* **Request**:
Each line containing the word "Menschen" must be collected.

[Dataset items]
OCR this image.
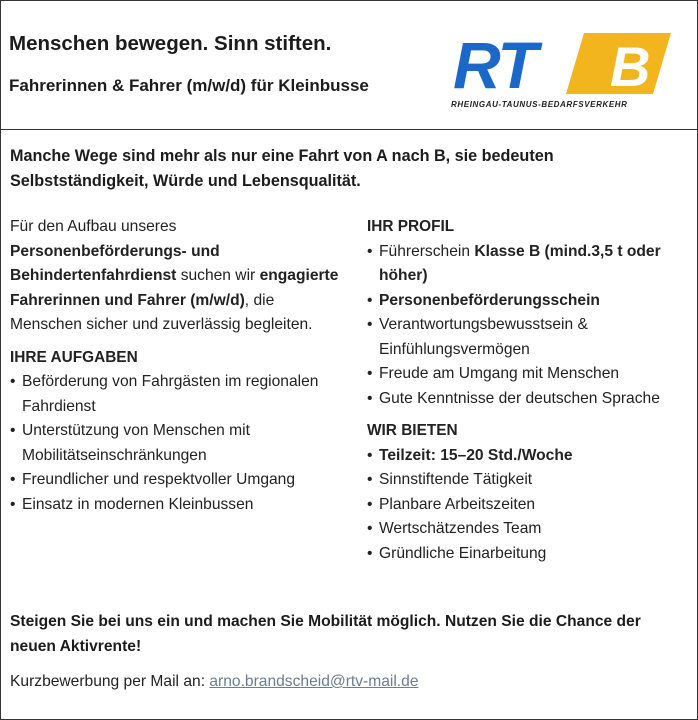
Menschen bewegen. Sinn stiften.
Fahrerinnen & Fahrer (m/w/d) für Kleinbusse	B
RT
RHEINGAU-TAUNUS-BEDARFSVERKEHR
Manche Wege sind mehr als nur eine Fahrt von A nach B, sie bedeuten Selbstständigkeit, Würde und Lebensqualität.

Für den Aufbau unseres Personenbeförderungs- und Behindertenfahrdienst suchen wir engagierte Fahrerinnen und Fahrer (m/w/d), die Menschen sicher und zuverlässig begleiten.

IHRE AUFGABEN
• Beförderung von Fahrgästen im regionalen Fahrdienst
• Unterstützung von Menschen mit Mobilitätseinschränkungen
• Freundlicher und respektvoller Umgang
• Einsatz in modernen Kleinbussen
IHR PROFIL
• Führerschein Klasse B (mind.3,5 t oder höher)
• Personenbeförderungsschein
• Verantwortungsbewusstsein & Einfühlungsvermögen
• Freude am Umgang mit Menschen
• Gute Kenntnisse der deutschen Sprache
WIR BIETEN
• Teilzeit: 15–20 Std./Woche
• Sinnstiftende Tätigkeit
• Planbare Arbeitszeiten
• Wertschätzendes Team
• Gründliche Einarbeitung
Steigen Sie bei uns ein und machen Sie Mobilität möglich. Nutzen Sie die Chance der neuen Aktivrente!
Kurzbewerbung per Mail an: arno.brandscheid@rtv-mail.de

==

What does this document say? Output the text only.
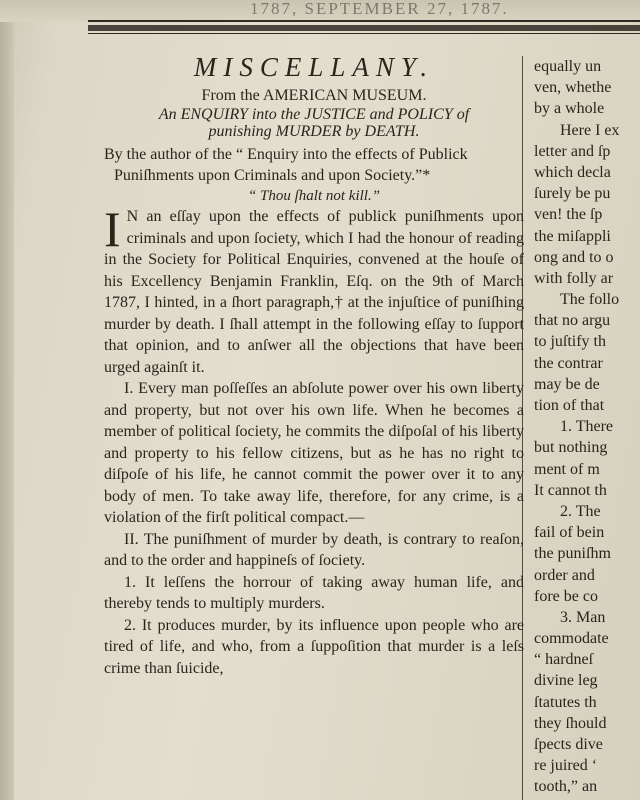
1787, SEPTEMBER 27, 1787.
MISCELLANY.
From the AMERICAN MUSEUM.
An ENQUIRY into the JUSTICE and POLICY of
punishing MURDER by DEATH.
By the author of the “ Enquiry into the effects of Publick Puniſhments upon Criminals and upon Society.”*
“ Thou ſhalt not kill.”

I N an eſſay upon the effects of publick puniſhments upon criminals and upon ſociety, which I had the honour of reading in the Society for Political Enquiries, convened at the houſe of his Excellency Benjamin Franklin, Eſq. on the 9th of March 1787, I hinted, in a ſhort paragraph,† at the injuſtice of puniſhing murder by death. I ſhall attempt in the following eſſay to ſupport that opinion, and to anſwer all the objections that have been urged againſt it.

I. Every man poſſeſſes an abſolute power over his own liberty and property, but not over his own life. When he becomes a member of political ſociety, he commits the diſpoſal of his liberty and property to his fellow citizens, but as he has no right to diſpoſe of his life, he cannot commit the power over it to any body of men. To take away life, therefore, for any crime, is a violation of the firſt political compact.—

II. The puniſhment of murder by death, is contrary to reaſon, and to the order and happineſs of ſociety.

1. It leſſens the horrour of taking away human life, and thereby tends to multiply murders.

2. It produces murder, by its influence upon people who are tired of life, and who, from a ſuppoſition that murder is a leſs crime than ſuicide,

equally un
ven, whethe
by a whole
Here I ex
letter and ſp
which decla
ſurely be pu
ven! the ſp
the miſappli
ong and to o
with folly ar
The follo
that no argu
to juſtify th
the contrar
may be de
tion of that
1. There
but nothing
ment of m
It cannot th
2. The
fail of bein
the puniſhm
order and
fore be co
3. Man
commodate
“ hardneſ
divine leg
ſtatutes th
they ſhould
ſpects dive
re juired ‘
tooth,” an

* **Full answer**:
Menschen bewegen. Sinn stiften.
Für den Aufbau unseres Personenbeförderungs- und Behindertenfahrdienst suchen wir engagierte Fahrerinnen und Fahrer (m/w/d), die Menschen sicher und zuverlässig begleiten.
• Unterstützung von Menschen mit Mobilitätseinschränkungen
• Freude am Umgang mit Menschen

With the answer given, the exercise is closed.